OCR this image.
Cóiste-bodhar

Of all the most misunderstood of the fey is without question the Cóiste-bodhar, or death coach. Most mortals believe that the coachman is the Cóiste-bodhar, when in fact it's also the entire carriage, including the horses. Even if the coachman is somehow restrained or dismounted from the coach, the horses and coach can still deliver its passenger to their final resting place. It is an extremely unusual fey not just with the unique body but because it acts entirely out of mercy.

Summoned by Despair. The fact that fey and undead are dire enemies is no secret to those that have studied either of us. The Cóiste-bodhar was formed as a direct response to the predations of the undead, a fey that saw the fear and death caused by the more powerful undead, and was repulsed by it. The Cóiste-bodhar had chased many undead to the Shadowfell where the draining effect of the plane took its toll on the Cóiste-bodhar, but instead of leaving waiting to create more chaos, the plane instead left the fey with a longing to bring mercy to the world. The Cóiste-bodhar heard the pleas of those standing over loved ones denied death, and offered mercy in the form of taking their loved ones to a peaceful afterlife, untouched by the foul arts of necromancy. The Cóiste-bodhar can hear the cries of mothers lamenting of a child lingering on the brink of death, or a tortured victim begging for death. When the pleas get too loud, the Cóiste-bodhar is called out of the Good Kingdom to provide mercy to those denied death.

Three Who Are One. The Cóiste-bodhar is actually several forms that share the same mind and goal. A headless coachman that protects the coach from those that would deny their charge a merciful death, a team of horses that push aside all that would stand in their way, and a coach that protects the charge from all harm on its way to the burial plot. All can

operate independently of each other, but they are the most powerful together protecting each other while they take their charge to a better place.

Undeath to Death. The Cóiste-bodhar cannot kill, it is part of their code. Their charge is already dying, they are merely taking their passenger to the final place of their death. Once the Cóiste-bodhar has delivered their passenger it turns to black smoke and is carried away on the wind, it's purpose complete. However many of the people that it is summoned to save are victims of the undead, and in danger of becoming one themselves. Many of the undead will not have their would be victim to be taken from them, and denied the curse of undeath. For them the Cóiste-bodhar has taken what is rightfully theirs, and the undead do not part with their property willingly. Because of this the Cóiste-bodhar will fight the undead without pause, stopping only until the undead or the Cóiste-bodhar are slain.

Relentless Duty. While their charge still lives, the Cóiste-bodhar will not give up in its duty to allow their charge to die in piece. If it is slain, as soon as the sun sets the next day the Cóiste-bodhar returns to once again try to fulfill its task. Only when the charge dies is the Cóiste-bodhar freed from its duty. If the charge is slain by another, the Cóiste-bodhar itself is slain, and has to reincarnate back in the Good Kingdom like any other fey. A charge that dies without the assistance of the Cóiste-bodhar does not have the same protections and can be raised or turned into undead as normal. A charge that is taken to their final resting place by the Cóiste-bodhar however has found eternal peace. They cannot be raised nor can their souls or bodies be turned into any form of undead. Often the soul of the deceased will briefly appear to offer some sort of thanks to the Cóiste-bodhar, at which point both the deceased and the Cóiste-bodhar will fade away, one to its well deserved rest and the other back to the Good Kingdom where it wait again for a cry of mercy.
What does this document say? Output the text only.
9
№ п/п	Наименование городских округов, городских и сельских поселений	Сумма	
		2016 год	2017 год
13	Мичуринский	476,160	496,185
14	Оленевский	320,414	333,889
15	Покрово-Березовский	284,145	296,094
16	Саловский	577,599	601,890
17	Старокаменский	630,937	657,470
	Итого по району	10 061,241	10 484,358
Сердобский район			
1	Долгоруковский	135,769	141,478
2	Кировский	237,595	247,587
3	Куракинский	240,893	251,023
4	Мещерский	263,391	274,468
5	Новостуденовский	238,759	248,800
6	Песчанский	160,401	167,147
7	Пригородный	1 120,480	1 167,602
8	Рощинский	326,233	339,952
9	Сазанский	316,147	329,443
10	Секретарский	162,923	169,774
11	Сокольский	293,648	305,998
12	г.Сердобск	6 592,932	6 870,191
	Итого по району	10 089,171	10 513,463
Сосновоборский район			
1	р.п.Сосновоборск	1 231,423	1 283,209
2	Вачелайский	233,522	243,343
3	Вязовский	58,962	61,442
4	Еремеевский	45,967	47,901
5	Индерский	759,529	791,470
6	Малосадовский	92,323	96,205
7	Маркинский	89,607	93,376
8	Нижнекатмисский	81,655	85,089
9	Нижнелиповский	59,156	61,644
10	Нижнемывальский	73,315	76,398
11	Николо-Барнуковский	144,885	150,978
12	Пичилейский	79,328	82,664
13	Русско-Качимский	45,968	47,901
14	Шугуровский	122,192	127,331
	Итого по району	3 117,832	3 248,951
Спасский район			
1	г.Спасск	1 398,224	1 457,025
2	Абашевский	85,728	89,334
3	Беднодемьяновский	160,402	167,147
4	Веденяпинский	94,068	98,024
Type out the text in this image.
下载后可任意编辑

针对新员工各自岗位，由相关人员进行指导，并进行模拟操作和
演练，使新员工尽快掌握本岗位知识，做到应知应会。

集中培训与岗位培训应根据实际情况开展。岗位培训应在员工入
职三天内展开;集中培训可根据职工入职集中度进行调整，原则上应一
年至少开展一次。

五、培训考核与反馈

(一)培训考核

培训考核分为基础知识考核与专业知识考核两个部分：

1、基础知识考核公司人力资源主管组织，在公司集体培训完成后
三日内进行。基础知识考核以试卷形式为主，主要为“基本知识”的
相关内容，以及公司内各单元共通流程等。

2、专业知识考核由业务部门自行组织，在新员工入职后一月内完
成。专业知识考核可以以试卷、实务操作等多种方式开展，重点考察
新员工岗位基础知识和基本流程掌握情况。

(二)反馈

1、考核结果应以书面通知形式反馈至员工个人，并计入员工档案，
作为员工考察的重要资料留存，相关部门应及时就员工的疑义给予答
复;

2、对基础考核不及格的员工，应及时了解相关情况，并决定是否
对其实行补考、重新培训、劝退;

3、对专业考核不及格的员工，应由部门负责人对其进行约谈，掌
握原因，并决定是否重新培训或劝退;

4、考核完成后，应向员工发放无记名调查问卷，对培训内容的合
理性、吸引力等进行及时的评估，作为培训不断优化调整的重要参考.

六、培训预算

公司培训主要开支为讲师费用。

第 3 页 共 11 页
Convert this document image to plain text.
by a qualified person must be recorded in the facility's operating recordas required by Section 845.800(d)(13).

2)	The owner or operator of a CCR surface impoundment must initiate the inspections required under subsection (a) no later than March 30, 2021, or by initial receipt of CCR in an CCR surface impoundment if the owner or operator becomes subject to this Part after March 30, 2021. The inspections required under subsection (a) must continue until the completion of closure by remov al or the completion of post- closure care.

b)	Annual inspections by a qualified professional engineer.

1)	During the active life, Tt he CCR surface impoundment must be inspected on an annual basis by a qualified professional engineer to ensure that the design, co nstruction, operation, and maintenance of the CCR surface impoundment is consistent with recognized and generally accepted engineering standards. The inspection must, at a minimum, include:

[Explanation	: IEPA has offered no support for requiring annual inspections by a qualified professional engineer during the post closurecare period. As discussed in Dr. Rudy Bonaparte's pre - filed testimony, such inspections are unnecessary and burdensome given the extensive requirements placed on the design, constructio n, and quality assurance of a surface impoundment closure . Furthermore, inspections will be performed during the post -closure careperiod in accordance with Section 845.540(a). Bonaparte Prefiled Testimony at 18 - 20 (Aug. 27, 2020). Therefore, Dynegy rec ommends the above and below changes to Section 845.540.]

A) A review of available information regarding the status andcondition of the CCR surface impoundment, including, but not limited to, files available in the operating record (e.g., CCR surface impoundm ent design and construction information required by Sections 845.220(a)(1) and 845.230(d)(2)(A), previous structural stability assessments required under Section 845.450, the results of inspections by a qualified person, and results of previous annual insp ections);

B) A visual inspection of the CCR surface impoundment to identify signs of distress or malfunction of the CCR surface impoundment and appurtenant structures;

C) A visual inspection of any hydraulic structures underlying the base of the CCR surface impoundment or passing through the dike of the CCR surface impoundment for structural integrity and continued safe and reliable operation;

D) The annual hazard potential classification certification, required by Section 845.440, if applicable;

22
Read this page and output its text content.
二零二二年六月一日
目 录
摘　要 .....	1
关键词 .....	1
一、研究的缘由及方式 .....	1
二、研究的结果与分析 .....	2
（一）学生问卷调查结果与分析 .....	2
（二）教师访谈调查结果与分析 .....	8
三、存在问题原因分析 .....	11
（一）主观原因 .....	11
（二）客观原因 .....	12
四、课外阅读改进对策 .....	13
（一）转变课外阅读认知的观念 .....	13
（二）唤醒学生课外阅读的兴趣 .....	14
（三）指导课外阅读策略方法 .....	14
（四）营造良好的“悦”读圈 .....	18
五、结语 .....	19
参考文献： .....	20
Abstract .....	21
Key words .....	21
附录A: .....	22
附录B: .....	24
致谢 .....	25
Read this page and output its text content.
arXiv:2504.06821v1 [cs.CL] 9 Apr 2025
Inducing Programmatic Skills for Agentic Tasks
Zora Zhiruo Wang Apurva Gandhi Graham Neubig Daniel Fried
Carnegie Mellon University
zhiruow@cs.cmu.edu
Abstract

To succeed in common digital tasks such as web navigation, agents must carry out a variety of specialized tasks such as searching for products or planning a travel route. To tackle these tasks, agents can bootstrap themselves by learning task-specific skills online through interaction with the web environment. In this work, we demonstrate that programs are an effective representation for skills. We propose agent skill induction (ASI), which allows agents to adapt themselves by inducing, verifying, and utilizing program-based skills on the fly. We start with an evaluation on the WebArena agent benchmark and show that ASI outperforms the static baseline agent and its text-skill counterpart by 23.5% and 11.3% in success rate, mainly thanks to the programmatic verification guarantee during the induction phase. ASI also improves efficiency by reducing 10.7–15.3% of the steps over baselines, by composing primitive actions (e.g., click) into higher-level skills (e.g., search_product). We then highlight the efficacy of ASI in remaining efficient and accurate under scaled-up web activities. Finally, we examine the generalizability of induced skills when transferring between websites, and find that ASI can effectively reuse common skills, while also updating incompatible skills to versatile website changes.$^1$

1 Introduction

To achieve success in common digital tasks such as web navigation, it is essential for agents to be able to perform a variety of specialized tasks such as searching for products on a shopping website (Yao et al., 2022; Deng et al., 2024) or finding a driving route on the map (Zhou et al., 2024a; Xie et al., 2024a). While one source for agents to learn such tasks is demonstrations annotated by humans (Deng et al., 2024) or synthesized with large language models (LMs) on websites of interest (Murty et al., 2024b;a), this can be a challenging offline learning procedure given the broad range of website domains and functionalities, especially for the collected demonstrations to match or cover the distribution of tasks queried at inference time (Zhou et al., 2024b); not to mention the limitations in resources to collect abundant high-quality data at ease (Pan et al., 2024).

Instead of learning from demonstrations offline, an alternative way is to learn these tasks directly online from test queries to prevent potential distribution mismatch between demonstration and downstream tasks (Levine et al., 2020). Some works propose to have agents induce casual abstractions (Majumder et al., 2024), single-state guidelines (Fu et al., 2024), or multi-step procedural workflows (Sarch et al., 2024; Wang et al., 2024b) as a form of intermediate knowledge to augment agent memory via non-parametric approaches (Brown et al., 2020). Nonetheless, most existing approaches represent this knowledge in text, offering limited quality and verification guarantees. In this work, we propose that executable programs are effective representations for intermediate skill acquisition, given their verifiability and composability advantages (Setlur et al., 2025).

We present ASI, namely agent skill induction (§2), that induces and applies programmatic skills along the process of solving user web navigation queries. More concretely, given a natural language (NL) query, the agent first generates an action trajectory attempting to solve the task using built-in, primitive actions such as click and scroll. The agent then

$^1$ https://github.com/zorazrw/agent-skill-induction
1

-.-.-

> **PROMPT**
Give the number of lines in the material above that have the word "району" in them, and nothing more.

> **EXPECTED OUTPUT**
3